Problem:
Scan the material and copy every line in which "порции" appears.

Information shown:
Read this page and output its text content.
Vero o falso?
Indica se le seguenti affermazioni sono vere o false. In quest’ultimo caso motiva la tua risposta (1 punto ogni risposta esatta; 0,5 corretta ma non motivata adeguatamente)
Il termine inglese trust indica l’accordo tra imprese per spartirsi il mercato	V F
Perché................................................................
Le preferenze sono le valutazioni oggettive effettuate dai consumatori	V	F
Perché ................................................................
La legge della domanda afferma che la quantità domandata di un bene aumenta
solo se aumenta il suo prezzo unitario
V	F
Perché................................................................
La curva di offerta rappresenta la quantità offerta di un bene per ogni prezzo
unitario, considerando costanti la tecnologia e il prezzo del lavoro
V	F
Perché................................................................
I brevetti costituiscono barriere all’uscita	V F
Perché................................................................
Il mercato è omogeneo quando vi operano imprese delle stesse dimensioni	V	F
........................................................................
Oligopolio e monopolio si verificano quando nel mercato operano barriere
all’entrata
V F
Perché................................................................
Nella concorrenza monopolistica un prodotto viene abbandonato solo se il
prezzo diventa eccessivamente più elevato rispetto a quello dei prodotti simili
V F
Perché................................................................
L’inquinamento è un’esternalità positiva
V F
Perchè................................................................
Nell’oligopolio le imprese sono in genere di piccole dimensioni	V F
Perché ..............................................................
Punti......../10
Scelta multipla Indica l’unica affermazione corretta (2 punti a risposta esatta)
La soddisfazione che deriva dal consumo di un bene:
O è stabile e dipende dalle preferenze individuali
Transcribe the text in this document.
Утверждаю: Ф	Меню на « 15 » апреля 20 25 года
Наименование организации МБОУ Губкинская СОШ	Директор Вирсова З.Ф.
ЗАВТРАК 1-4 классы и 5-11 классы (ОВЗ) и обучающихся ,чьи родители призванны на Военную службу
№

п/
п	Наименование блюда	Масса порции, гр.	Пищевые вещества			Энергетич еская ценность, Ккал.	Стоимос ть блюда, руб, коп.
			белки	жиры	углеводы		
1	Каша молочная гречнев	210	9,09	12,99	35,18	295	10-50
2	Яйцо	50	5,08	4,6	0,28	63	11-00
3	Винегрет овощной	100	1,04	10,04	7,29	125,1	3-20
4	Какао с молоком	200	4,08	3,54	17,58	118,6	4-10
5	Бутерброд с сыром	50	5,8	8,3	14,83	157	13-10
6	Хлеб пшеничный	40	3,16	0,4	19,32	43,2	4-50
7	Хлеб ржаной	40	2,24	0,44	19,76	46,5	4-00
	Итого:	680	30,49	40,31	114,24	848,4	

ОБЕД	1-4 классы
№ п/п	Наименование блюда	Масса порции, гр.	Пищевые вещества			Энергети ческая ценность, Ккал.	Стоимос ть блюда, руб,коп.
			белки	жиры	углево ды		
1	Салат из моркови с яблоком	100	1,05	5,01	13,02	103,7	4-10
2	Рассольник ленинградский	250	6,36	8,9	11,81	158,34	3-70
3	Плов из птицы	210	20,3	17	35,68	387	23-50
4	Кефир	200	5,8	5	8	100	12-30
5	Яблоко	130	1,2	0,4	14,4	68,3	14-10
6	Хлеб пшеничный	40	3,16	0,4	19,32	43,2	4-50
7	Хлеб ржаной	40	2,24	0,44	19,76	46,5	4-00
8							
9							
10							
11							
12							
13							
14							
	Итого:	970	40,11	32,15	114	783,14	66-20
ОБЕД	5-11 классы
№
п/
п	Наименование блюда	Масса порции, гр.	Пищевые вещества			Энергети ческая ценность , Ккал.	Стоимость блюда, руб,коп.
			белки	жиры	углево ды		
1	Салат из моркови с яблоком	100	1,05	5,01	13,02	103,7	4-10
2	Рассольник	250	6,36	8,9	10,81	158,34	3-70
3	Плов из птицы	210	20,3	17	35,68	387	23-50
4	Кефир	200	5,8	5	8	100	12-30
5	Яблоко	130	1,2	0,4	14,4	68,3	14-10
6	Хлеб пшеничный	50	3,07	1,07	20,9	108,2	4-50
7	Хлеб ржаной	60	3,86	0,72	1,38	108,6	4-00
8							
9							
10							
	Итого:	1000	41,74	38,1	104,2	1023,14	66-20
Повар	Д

--

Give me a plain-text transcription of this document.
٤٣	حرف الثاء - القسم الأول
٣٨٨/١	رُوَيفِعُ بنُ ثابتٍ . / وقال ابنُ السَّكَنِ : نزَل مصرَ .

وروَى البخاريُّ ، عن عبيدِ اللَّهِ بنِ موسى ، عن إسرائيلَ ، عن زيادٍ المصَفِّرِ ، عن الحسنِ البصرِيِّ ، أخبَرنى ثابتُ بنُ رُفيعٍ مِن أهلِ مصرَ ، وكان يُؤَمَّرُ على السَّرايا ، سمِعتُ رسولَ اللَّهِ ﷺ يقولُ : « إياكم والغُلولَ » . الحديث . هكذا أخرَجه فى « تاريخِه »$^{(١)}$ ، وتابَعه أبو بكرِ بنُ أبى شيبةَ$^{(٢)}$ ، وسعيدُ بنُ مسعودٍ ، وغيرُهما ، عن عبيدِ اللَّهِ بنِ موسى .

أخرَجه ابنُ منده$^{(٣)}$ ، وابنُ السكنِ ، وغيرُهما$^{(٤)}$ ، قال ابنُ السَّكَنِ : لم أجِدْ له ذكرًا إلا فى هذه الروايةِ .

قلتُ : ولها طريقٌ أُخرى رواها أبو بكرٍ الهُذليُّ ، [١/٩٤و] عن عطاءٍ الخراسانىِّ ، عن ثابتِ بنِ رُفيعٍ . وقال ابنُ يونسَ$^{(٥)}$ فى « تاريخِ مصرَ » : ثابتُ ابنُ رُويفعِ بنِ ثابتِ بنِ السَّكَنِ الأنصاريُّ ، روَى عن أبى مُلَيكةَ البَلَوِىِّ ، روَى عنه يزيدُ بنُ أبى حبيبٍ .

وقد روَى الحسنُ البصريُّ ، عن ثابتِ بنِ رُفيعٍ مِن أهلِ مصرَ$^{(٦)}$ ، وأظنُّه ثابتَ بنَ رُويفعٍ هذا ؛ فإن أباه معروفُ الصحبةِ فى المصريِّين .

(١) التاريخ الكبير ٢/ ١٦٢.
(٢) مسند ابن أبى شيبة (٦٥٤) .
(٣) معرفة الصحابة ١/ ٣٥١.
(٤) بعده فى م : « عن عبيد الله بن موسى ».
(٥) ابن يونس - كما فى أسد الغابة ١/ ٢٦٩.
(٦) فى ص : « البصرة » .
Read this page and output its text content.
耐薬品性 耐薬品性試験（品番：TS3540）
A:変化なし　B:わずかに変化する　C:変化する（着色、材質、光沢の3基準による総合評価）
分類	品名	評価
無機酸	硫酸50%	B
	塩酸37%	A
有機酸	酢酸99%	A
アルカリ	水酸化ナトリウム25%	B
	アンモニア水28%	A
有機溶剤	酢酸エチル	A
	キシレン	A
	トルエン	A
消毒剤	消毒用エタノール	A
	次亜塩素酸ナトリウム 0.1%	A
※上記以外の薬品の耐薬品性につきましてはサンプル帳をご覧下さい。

--

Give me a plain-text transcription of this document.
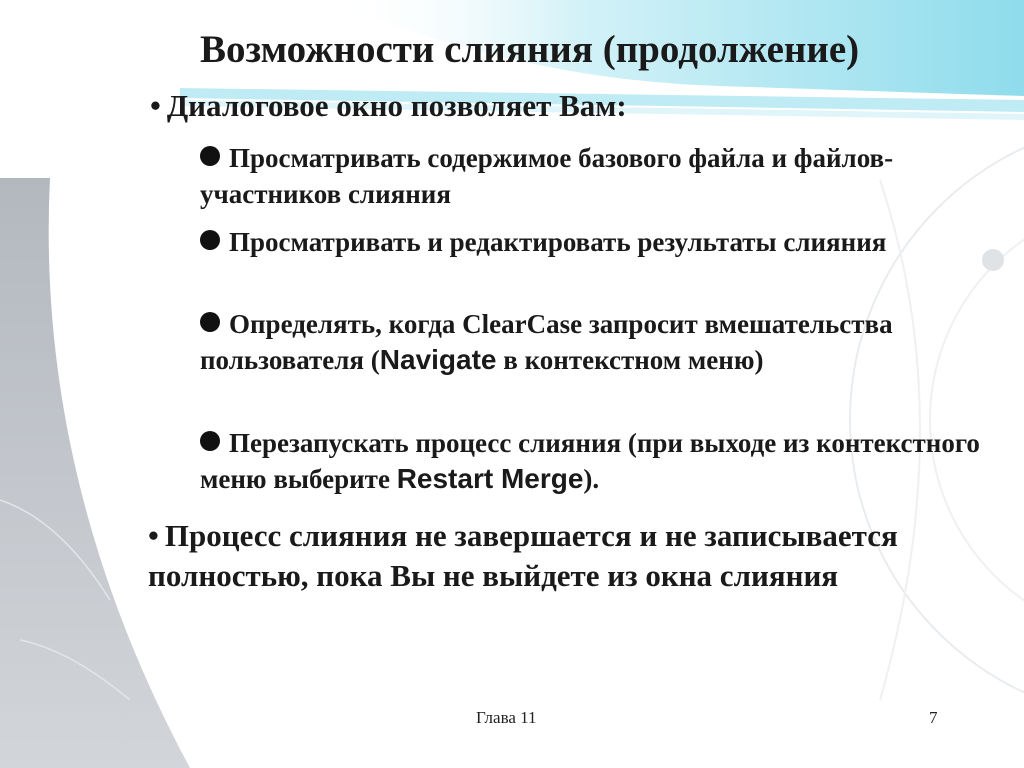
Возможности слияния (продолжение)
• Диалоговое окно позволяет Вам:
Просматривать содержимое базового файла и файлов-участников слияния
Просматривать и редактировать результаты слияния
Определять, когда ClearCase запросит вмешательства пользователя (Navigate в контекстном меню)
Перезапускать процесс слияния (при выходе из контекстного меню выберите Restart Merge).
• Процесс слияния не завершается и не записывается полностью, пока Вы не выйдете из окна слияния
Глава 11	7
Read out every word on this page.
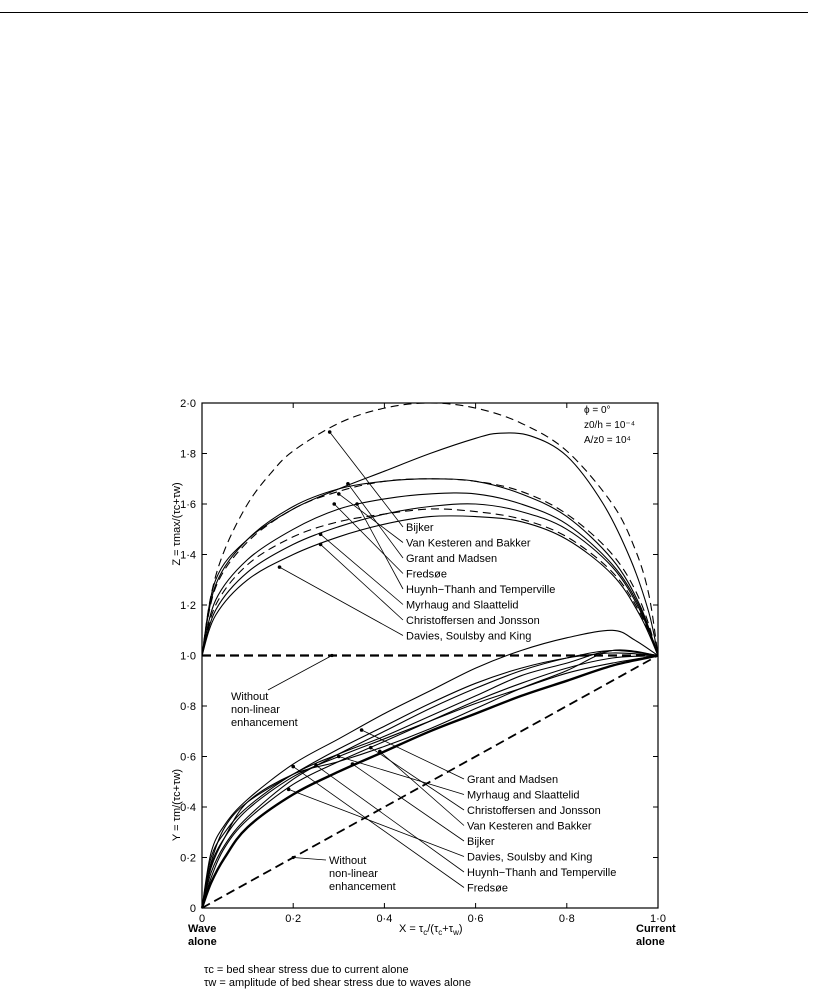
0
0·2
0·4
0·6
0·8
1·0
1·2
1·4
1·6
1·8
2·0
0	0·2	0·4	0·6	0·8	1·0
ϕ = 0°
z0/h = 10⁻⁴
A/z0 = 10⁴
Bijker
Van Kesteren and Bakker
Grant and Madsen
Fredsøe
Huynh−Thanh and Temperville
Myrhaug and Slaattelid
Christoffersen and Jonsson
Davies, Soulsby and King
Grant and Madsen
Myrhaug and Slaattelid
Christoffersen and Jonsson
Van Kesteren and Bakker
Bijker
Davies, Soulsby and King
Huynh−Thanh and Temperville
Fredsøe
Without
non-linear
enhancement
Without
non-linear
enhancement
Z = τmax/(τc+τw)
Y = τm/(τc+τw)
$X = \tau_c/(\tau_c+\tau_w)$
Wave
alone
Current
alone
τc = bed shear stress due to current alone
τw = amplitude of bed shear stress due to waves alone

Finished task:
п	Наименование блюда	Масса порции, гр.	Пищевые вещества			Энергетич еская ценность, Ккал.	Стоимос ть блюда, руб, коп.
№ п/п	Наименование блюда	Масса порции, гр.	Пищевые вещества			Энергети ческая ценность, Ккал.	Стоимос ть блюда, руб,коп.
п	Наименование блюда	Масса порции, гр.	Пищевые вещества			Энергети ческая ценность , Ккал.	Стоимость блюда, руб,коп.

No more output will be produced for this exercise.